_DATA IN THIS EXERCISE_.
■ ■ ■ ■ ■ ■ ■

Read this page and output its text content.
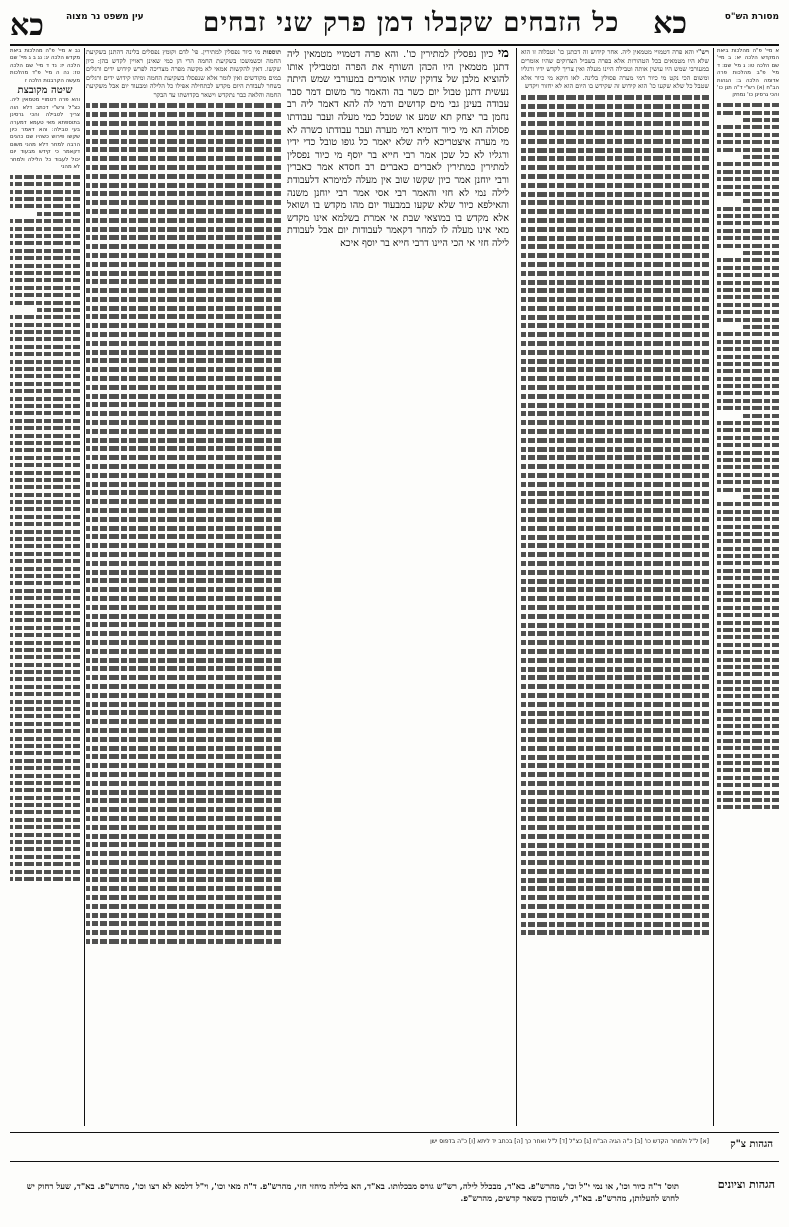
מסורת הש"ס
כא
כל הזבחים שקבלו דמן פרק שני זבחים
עין משפט נר מצוה
כא
א מיי' פ"ה מהלכות ביאת המקדש הלכה יא: ב מיי' שם הלכה טו: ג מיי' שם: ד מיי' פ"ב מהלכות פרה אדומה הלכה ב: הגהות הב"ח (א) רש"י ד"ה תנן כו' והכי גרסינן כו' נמחק
רש"י והא פרה דטמויי מטמאין ליה. אחר קידוש זה דכתנן כו' וטבלוה זו הוא שלא היו מטמאים בכל הטהורות אלא בפרה בשביל הצדוקים שהיו אומרים במעורבי שמש היו עושין אותה וטבילה היינו מעלה ואין צריך לקדש ידיו ורגליו ומשום הכי נקט מי כיור דמי מערה פסולין בלינה. לאו דוקא מי כיור אלא שטבל כל שלא שקעו כו' הוא קידוש זה שקידש בו היום הוא לא יחזור ויקדש
מי כיון נפסלין למתירין כו'. והא פרה דטמויי מטמאין ליה דתנן מטמאין היו הכהן השורף את הפרה ומטבילין אותו להוציא מלבן של צדוקין שהיו אומרים במעורבי שמש היתה נעשית דתנן טבול יום כשר בה והאמר מר משום דמר סבר עבודה בעינן גבי מים קדושים ודמי לה להא דאמר ליה רב נחמן בר יצחק תא שמע או שטבל כמי מעלה ועבר עבודתו פסולה הא מי כיור דומיא דמי מערה ועבר עבודתו כשרה לא מי מערה איצטריכא ליה שלא יאמר כל גופו טובל כדי ידיו ורגליו לא כל שכן אמר רבי חייא בר יוסף מי כיור נפסלין למתירין כמתירין לאברים כאברים רב חסדא אמר כאברין ורבי יוחנן אמר כיון שקשו שוב אין מעלה למימרא דלעבודת לילה נמי לא חזי והאמר רבי אסי אמר רבי יוחנן משנה והאילפא כיור שלא שקעו במבעוד יום מהו מקדש בו ושואל אלא מקדש בו במוצאי שבת אי אמרת בשלמא אינו מקדש מאי אינו מעלה לו למחר דקאמר לעבודות יום אבל לעבודת לילה חזי אי הכי היינו דרבי חייא בר יוסף איכא
תוספות מי כיור נפסלין למתירין. פי' לדם וקומץ נפסלים בלינה דהתנן בשקיעת החמה וכשמשכו בשקיעת החמה הרי הן כמי שאינן ראויין לקדש בהן: כיון שקשו. דאין להקשות אמאי לא מקשה מפרה מצריכה לפרש קידוש ידים ורגלים במים מקודשים ואין לומר אלא שנפסלו בשקיעת החמה ומיהו קידוש ידים ורגלים בשחר לעבודת היום מקדש לכתחילה אפילו כל הלילה ומבעוד יום אבל משקיעת החמה והלאה כבר נתקדש וישאר בקדושתו עד הבקר
נב א מיי' פ"ה מהלכות ביאת מקדש הלכה יג: נג ב ג מיי' שם הלכה יז: נד ד מיי' שם הלכה טז: נה ה מיי' פ"ד מהלכות מעשה הקרבנות הלכה ז
שיטה מקובצת
והא פרה דטמויי מטמאין ליה. כצ"ל ורש"י דכתב דלא הוה צריך לטבילה והכי גרסינן בתוספתא מאי טעמא דמערה בעי טבילה: והא דאמר כיון שקשו פירוש כשהיו שם כהנים הרבה למחר דלא מהני משום דקאמר כי קידש מבעוד יום יכול לעבוד כל הלילה ולמחר לא מהני
הגהות צ"ק
[א] ל"ל ולמחר הקדש כו' [ב] כ"ה הגיה הב"ח [ג] כצ"ל [ד] ל"ל ואחר כך [ה] בכתב יד ליתא [ו] כ"ה בדפוס ישן
הגהות וציונים
תוס' ד"ה כיור וכו', או נמי י"ל וכו', מהרש"פ. בא"ד, מבכלל לילה, רש"ש גורס מבכלותו. בא"ד, הא בלילה מיחזי חזי, מהרש"פ. ד"ה מאי וכו', וי"ל דלמא לא רצו וכו', מהרש"פ. בא"ד, שעל רחוק יש לחוש להעלותן, מהרש"פ. בא"ד, לשומרן כשאר קדשים, מהרש"פ.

■ ■ ■ ■ ■ ■ ■

_AIM OF THE TASK_. Nothing in the entries should change as you copy them, except that the pictures are left out.

_ANSWER TO THIS EXERCISE_.
Read this page and output its text content.
מסורת הש"ס
כא
כל הזבחים שקבלו דמן פרק שני זבחים
עין משפט נר מצוה
כא
א מיי' פ"ה מהלכות ביאת המקדש הלכה יא: ב מיי' שם הלכה טו: ג מיי' שם: ד מיי' פ"ב מהלכות פרה אדומה הלכה ב: הגהות הב"ח (א) רש"י ד"ה תנן כו' והכי גרסינן כו' נמחק
רש"י והא פרה דטמויי מטמאין ליה. אחר קידוש זה דכתנן כו' וטבלוה זו הוא שלא היו מטמאים בכל הטהורות אלא בפרה בשביל הצדוקים שהיו אומרים במעורבי שמש היו עושין אותה וטבילה היינו מעלה ואין צריך לקדש ידיו ורגליו ומשום הכי נקט מי כיור דמי מערה פסולין בלינה. לאו דוקא מי כיור אלא שטבל כל שלא שקעו כו' הוא קידוש זה שקידש בו היום הוא לא יחזור ויקדש
מי כיון נפסלין למתירין כו'. והא פרה דטמויי מטמאין ליה דתנן מטמאין היו הכהן השורף את הפרה ומטבילין אותו להוציא מלבן של צדוקין שהיו אומרים במעורבי שמש היתה נעשית דתנן טבול יום כשר בה והאמר מר משום דמר סבר עבודה בעינן גבי מים קדושים ודמי לה להא דאמר ליה רב נחמן בר יצחק תא שמע או שטבל כמי מעלה ועבר עבודתו פסולה הא מי כיור דומיא דמי מערה ועבר עבודתו כשרה לא מי מערה איצטריכא ליה שלא יאמר כל גופו טובל כדי ידיו ורגליו לא כל שכן אמר רבי חייא בר יוסף מי כיור נפסלין למתירין כמתירין לאברים כאברים רב חסדא אמר כאברין ורבי יוחנן אמר כיון שקשו שוב אין מעלה למימרא דלעבודת לילה נמי לא חזי והאמר רבי אסי אמר רבי יוחנן משנה והאילפא כיור שלא שקעו במבעוד יום מהו מקדש בו ושואל אלא מקדש בו במוצאי שבת אי אמרת בשלמא אינו מקדש מאי אינו מעלה לו למחר דקאמר לעבודות יום אבל לעבודת לילה חזי אי הכי היינו דרבי חייא בר יוסף איכא
תוספות מי כיור נפסלין למתירין. פי' לדם וקומץ נפסלים בלינה דהתנן בשקיעת החמה וכשמשכו בשקיעת החמה הרי הן כמי שאינן ראויין לקדש בהן: כיון שקשו. דאין להקשות אמאי לא מקשה מפרה מצריכה לפרש קידוש ידים ורגלים במים מקודשים ואין לומר אלא שנפסלו בשקיעת החמה ומיהו קידוש ידים ורגלים בשחר לעבודת היום מקדש לכתחילה אפילו כל הלילה ומבעוד יום אבל משקיעת החמה והלאה כבר נתקדש וישאר בקדושתו עד הבקר
נב א מיי' פ"ה מהלכות ביאת מקדש הלכה יג: נג ב ג מיי' שם הלכה יז: נד ד מיי' שם הלכה טז: נה ה מיי' פ"ד מהלכות מעשה הקרבנות הלכה ז
שיטה מקובצת
והא פרה דטמויי מטמאין ליה. כצ"ל ורש"י דכתב דלא הוה צריך לטבילה והכי גרסינן בתוספתא מאי טעמא דמערה בעי טבילה: והא דאמר כיון שקשו פירוש כשהיו שם כהנים הרבה למחר דלא מהני משום דקאמר כי קידש מבעוד יום יכול לעבוד כל הלילה ולמחר לא מהני
הגהות צ"ק
[א] ל"ל ולמחר הקדש כו' [ב] כ"ה הגיה הב"ח [ג] כצ"ל [ד] ל"ל ואחר כך [ה] בכתב יד ליתא [ו] כ"ה בדפוס ישן
הגהות וציונים
תוס' ד"ה כיור וכו', או נמי י"ל וכו', מהרש"פ. בא"ד, מבכלל לילה, רש"ש גורס מבכלותו. בא"ד, הא בלילה מיחזי חזי, מהרש"פ. ד"ה מאי וכו', וי"ל דלמא לא רצו וכו', מהרש"פ. בא"ד, שעל רחוק יש לחוש להעלותן, מהרש"פ. בא"ד, לשומרן כשאר קדשים, מהרש"פ.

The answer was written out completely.